_TASK TO CARRY OUT_
Output every entry exactly, from the first line to the last.
##### RECORDS SHOWN
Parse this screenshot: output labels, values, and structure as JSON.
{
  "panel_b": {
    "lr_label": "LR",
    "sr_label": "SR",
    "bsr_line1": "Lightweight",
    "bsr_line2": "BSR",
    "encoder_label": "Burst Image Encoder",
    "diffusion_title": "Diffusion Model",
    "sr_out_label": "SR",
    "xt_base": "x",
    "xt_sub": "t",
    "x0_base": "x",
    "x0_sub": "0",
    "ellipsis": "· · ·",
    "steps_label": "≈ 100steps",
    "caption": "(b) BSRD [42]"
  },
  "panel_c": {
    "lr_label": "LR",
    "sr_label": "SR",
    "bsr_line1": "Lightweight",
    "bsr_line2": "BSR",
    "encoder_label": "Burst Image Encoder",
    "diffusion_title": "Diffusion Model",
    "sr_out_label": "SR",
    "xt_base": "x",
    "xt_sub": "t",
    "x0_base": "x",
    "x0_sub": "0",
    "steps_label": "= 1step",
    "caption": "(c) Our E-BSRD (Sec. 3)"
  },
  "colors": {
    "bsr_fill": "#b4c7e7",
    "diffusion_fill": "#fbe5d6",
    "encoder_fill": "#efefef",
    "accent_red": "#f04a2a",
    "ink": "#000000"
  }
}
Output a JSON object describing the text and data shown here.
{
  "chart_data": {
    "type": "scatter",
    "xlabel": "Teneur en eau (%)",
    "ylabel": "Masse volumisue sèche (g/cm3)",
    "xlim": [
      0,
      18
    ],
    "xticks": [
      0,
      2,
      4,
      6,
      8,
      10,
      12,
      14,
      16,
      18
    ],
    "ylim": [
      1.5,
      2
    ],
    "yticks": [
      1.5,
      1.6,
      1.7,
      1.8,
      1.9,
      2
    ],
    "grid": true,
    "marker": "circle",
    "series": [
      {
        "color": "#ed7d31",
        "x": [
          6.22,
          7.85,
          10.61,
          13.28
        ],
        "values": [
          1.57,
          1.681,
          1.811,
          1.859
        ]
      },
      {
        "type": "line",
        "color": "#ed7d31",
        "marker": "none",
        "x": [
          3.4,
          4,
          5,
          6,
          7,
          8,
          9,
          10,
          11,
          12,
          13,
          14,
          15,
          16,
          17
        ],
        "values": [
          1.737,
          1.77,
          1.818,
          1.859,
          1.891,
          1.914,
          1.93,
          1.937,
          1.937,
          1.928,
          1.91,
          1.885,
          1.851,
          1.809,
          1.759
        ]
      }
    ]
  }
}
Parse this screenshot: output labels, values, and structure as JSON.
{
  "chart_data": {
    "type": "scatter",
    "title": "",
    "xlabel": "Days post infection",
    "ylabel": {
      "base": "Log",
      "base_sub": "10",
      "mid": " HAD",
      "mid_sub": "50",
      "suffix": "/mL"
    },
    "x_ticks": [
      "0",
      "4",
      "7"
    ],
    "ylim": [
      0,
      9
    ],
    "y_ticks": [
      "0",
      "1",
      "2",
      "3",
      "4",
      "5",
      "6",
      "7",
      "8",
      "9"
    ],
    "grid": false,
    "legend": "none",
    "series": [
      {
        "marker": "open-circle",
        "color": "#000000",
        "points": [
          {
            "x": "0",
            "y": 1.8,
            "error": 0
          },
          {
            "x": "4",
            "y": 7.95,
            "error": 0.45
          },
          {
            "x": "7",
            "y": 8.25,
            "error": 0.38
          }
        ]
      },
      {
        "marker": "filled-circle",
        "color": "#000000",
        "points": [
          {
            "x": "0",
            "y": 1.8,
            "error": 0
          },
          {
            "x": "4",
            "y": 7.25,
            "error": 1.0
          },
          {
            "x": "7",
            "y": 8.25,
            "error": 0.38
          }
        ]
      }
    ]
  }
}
##########
_EXERCISE OUTPUT_
Parse this screenshot: output labels, values, and structure as JSON.
{
  "panel_b": {
    "lr_label": "LR",
    "sr_label": "SR",
    "bsr_line1": "Lightweight",
    "bsr_line2": "BSR",
    "encoder_label": "Burst Image Encoder",
    "diffusion_title": "Diffusion Model",
    "sr_out_label": "SR",
    "xt_base": "x",
    "xt_sub": "t",
    "x0_base": "x",
    "x0_sub": "0",
    "ellipsis": "· · ·",
    "steps_label": "≈ 100steps",
    "caption": "(b) BSRD [42]"
  },
  "panel_c": {
    "lr_label": "LR",
    "sr_label": "SR",
    "bsr_line1": "Lightweight",
    "bsr_line2": "BSR",
    "encoder_label": "Burst Image Encoder",
    "diffusion_title": "Diffusion Model",
    "sr_out_label": "SR",
    "xt_base": "x",
    "xt_sub": "t",
    "x0_base": "x",
    "x0_sub": "0",
    "steps_label": "= 1step",
    "caption": "(c) Our E-BSRD (Sec. 3)"
  },
  "colors": {
    "bsr_fill": "#b4c7e7",
    "diffusion_fill": "#fbe5d6",
    "encoder_fill": "#efefef",
    "accent_red": "#f04a2a",
    "ink": "#000000"
  }
}
Output a JSON object describing the text and data shown here.
{
  "chart_data": {
    "type": "scatter",
    "xlabel": "Teneur en eau (%)",
    "ylabel": "Masse volumisue sèche (g/cm3)",
    "xlim": [
      0,
      18
    ],
    "xticks": [
      0,
      2,
      4,
      6,
      8,
      10,
      12,
      14,
      16,
      18
    ],
    "ylim": [
      1.5,
      2
    ],
    "yticks": [
      1.5,
      1.6,
      1.7,
      1.8,
      1.9,
      2
    ],
    "grid": true,
    "marker": "circle",
    "series": [
      {
        "color": "#ed7d31",
        "x": [
          6.22,
          7.85,
          10.61,
          13.28
        ],
        "values": [
          1.57,
          1.681,
          1.811,
          1.859
        ]
      },
      {
        "type": "line",
        "color": "#ed7d31",
        "marker": "none",
        "x": [
          3.4,
          4,
          5,
          6,
          7,
          8,
          9,
          10,
          11,
          12,
          13,
          14,
          15,
          16,
          17
        ],
        "values": [
          1.737,
          1.77,
          1.818,
          1.859,
          1.891,
          1.914,
          1.93,
          1.937,
          1.937,
          1.928,
          1.91,
          1.885,
          1.851,
          1.809,
          1.759
        ]
      }
    ]
  }
}
Parse this screenshot: output labels, values, and structure as JSON.
{
  "chart_data": {
    "type": "scatter",
    "title": "",
    "xlabel": "Days post infection",
    "ylabel": {
      "base": "Log",
      "base_sub": "10",
      "mid": " HAD",
      "mid_sub": "50",
      "suffix": "/mL"
    },
    "x_ticks": [
      "0",
      "4",
      "7"
    ],
    "ylim": [
      0,
      9
    ],
    "y_ticks": [
      "0",
      "1",
      "2",
      "3",
      "4",
      "5",
      "6",
      "7",
      "8",
      "9"
    ],
    "grid": false,
    "legend": "none",
    "series": [
      {
        "marker": "open-circle",
        "color": "#000000",
        "points": [
          {
            "x": "0",
            "y": 1.8,
            "error": 0
          },
          {
            "x": "4",
            "y": 7.95,
            "error": 0.45
          },
          {
            "x": "7",
            "y": 8.25,
            "error": 0.38
          }
        ]
      },
      {
        "marker": "filled-circle",
        "color": "#000000",
        "points": [
          {
            "x": "0",
            "y": 1.8,
            "error": 0
          },
          {
            "x": "4",
            "y": 7.25,
            "error": 1.0
          },
          {
            "x": "7",
            "y": 8.25,
            "error": 0.38
          }
        ]
      }
    ]
  }
}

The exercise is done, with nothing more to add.